» **Your task**
Each line containing the word "JSON" needs to be copied.

[Data items]
☆ ☆ ☆ ☆ ☆ ☆ ☆

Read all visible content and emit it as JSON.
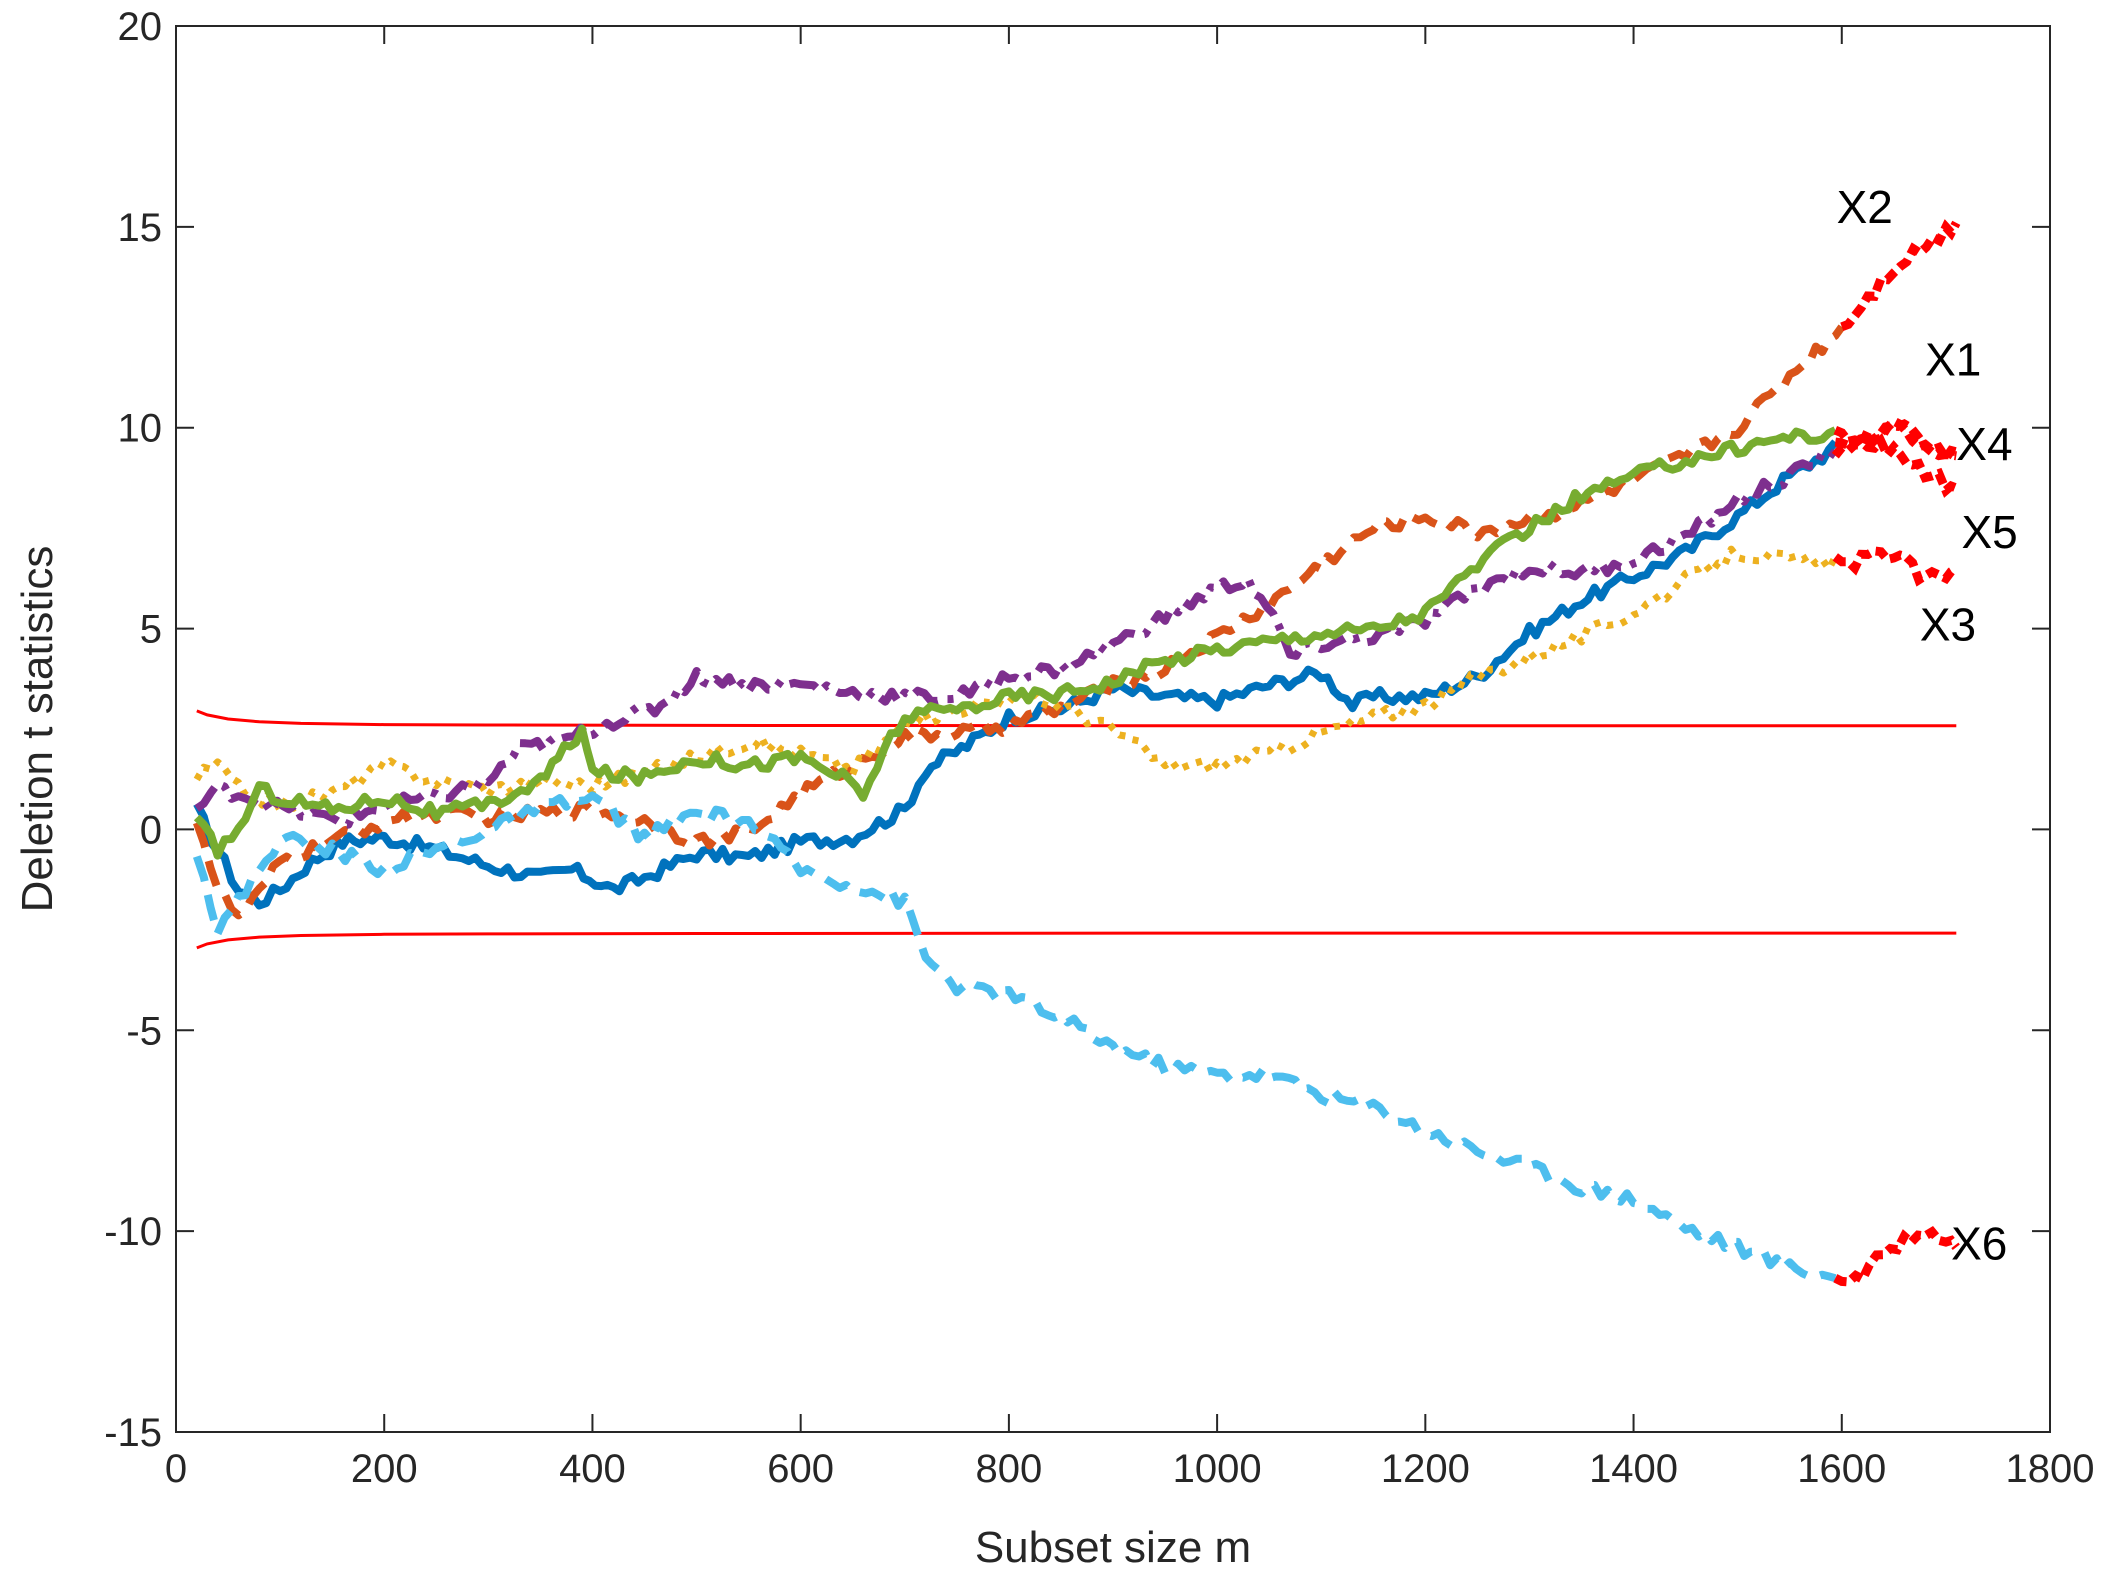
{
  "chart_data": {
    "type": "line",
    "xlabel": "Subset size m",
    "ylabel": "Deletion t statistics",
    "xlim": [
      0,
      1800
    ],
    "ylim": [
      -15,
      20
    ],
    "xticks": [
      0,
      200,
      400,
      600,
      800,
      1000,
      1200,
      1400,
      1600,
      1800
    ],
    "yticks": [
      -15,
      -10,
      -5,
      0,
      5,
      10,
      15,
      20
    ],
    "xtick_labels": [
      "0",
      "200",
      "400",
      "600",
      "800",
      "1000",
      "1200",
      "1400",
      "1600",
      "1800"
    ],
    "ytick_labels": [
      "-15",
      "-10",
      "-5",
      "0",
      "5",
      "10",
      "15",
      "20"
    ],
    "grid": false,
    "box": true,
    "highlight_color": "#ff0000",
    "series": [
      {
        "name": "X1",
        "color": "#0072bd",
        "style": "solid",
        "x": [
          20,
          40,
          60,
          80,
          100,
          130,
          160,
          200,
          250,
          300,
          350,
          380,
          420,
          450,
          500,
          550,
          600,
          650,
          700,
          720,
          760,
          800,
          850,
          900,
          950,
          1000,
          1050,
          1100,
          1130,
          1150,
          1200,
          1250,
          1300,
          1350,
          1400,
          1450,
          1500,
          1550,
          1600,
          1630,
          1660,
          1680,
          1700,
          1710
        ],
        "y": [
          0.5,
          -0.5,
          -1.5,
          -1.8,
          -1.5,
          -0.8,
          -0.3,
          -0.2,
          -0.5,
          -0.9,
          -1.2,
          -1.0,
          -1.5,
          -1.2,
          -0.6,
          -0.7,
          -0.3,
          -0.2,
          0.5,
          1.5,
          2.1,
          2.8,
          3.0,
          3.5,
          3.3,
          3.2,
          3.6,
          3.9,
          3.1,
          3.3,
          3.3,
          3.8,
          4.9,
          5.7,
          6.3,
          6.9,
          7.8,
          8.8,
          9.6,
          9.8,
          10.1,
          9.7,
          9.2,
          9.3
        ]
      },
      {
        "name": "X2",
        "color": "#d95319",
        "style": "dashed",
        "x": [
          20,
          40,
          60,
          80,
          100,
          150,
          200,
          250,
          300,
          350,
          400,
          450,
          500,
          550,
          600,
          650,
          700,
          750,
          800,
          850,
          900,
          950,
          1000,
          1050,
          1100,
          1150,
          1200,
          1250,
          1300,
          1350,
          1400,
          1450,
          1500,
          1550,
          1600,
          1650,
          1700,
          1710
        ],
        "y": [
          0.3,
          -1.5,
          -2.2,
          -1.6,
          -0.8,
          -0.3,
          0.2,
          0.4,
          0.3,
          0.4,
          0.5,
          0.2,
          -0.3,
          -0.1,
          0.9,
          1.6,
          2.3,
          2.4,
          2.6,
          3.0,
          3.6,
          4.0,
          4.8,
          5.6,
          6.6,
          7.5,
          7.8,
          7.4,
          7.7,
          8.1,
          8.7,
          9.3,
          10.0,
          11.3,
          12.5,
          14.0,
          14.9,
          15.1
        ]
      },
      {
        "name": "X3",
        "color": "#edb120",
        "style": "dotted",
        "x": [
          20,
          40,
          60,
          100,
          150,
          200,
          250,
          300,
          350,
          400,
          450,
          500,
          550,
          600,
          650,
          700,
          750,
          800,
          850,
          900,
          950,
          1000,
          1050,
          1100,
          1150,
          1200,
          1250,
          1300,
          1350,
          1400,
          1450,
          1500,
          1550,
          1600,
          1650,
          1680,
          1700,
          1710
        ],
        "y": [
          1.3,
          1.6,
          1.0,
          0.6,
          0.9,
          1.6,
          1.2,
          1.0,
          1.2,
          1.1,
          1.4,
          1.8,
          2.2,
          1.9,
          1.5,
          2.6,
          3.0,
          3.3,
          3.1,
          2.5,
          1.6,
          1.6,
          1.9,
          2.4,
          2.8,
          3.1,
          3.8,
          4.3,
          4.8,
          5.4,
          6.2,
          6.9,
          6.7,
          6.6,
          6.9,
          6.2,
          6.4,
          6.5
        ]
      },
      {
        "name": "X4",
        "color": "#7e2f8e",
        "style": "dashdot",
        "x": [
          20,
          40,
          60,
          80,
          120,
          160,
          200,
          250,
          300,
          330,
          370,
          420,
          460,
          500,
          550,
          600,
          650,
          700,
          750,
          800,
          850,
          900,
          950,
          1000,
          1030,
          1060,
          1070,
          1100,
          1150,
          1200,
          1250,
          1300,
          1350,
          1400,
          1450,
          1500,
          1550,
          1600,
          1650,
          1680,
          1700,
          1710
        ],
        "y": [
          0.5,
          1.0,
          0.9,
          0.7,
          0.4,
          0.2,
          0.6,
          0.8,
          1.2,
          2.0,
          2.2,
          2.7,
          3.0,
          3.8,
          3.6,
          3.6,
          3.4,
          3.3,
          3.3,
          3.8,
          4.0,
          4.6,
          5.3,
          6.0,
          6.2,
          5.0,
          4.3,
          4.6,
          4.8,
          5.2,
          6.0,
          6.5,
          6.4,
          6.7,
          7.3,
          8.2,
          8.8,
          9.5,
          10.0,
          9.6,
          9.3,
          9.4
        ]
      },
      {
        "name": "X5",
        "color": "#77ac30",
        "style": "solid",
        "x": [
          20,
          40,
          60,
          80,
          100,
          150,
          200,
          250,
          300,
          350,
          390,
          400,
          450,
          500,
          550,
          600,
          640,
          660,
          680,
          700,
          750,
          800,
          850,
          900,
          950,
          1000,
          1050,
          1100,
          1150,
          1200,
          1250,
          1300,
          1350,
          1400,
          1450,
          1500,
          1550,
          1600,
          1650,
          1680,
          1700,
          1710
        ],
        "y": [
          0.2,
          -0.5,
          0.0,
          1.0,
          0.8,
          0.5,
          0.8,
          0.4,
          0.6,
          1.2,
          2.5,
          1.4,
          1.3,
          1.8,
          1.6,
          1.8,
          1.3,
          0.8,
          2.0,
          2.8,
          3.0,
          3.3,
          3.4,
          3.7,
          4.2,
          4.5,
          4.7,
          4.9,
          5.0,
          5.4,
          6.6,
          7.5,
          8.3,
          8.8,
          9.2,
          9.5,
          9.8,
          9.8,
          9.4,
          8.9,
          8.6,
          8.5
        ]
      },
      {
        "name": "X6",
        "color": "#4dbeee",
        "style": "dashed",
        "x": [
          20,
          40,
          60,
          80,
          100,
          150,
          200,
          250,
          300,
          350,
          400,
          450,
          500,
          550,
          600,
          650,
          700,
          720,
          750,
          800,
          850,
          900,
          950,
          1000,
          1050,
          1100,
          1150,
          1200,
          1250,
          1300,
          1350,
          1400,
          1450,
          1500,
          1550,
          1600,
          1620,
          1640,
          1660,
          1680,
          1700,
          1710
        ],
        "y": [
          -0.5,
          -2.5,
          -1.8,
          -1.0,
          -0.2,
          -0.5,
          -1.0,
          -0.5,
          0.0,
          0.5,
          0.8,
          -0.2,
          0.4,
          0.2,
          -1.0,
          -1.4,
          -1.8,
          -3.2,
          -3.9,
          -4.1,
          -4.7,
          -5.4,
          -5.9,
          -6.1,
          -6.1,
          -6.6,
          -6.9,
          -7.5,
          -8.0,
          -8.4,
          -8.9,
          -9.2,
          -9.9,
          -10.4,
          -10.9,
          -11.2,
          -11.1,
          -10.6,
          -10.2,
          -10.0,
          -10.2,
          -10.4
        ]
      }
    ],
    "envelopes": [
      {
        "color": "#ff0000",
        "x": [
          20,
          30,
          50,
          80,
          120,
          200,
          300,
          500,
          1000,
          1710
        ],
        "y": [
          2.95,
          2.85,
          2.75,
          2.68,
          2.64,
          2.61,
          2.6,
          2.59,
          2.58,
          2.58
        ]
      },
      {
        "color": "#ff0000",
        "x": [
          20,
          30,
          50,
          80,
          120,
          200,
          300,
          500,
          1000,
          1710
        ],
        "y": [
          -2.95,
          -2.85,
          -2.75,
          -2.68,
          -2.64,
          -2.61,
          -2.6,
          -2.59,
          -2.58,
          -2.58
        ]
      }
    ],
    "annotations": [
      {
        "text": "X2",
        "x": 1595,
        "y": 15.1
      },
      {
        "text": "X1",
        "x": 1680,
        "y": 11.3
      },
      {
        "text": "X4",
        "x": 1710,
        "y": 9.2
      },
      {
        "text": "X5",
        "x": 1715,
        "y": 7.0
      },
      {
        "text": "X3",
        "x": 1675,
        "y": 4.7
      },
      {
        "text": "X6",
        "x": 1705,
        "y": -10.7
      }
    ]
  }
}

☆ ☆ ☆ ☆ ☆ ☆ ☆

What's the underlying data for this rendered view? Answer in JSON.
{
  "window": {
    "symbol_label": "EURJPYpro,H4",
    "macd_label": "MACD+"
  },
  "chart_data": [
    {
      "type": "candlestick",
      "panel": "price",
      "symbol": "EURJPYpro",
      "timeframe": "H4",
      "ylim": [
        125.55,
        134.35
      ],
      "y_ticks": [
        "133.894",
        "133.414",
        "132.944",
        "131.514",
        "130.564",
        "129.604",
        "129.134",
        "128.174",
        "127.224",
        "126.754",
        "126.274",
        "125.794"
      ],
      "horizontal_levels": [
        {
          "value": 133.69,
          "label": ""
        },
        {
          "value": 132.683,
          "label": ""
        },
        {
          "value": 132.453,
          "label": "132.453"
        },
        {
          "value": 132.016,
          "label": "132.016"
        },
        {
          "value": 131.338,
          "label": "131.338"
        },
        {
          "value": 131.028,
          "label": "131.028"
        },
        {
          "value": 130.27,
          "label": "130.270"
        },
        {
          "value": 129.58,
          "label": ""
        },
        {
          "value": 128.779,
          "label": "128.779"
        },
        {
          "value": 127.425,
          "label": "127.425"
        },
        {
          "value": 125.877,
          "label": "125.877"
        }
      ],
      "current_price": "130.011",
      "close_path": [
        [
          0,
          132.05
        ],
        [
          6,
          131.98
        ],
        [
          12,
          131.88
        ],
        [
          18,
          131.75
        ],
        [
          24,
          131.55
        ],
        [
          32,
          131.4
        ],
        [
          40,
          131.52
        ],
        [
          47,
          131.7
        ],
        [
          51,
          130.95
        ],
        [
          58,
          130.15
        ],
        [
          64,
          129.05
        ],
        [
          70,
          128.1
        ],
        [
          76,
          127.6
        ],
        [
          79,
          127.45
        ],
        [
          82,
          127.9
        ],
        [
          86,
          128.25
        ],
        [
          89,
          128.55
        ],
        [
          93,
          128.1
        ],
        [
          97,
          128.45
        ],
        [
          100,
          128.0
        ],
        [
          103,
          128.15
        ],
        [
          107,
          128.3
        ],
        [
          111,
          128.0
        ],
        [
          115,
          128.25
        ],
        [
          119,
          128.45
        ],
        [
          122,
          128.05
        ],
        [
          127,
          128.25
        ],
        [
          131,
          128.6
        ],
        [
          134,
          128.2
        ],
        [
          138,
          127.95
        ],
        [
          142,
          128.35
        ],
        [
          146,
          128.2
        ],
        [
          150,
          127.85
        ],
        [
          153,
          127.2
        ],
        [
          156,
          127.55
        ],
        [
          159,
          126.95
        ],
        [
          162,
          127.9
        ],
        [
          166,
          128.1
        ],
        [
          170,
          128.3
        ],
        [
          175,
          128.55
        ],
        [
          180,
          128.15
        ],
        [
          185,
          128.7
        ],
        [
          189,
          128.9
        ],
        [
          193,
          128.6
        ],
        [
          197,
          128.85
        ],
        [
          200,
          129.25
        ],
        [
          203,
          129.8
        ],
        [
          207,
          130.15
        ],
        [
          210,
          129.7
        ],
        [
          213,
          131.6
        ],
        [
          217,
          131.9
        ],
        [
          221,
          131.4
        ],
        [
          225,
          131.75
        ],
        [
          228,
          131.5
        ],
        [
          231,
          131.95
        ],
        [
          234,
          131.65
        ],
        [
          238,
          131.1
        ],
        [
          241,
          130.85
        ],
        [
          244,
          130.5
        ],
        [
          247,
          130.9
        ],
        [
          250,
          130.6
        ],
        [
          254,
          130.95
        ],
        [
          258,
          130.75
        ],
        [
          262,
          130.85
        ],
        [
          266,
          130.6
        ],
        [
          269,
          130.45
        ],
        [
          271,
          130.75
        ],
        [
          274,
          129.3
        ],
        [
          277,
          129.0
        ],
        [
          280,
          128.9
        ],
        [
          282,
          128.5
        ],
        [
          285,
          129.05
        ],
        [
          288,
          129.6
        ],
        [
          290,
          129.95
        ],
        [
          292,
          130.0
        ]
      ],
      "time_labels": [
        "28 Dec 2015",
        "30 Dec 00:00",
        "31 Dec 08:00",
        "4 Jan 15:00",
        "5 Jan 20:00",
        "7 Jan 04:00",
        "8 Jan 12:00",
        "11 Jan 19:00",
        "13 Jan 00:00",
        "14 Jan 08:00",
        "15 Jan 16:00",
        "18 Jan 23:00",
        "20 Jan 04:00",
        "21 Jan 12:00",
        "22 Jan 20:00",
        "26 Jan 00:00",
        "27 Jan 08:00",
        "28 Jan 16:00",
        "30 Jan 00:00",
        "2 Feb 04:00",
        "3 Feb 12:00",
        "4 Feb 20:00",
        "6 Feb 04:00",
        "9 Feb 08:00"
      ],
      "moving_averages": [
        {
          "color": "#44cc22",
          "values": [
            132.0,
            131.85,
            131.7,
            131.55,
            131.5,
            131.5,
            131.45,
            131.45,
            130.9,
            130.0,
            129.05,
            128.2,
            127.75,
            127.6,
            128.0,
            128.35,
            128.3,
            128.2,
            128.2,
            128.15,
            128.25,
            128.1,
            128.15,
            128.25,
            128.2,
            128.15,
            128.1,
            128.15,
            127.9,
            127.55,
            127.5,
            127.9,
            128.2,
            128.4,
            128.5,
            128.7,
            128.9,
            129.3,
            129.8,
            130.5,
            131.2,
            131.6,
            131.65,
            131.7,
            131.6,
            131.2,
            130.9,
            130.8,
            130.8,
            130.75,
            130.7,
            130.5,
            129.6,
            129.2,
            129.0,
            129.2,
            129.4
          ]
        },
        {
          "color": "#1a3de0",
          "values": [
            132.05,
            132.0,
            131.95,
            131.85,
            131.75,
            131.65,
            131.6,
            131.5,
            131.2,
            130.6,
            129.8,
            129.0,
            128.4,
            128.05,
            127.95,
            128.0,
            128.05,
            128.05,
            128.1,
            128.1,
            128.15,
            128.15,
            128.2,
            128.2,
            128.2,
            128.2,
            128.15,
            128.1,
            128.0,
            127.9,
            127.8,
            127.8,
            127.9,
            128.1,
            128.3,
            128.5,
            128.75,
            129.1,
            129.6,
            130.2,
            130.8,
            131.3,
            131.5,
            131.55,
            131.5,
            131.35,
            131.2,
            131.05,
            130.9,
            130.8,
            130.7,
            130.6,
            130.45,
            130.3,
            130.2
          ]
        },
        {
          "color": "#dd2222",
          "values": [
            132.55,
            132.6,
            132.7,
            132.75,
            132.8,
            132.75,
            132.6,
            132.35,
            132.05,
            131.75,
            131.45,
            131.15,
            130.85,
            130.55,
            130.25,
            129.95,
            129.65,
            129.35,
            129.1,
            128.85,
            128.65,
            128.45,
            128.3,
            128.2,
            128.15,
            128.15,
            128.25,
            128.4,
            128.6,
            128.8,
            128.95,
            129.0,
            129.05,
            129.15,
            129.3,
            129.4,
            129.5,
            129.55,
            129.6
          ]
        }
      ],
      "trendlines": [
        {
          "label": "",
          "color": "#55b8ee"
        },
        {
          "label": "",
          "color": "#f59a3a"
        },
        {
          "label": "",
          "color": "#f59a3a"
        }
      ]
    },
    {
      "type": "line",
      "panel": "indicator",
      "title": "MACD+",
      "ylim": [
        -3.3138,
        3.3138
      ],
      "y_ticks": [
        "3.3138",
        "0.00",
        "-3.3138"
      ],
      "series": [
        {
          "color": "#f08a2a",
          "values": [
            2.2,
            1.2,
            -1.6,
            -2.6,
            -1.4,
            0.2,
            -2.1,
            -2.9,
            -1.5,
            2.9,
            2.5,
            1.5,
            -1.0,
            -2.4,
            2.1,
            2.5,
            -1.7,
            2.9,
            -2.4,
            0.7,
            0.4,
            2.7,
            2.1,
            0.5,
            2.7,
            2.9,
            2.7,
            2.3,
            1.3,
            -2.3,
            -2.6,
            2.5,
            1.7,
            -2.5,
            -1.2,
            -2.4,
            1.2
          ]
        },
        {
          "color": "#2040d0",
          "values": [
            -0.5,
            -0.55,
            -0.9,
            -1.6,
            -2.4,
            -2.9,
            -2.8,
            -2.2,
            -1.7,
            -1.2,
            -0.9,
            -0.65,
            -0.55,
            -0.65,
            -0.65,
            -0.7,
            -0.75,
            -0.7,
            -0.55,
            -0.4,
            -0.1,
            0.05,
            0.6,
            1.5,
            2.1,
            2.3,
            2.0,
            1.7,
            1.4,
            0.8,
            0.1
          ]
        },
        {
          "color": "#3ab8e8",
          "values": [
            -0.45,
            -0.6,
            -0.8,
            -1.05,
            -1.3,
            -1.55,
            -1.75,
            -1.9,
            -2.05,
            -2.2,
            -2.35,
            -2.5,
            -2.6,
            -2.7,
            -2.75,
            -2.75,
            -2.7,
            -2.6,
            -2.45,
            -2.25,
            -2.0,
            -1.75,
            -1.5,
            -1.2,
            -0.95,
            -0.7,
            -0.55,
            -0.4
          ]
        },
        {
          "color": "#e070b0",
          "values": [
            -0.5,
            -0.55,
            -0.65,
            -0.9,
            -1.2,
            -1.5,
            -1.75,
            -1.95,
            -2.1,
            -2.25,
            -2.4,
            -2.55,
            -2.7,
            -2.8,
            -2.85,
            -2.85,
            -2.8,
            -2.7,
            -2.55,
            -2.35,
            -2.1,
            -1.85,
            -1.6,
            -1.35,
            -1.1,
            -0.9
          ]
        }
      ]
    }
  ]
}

☆ ☆ ☆ ☆ ☆ ☆ ☆

» **Final answer**
Read all visible content and emit it as JSON.
What's the underlying data for this rendered view? Answer in JSON.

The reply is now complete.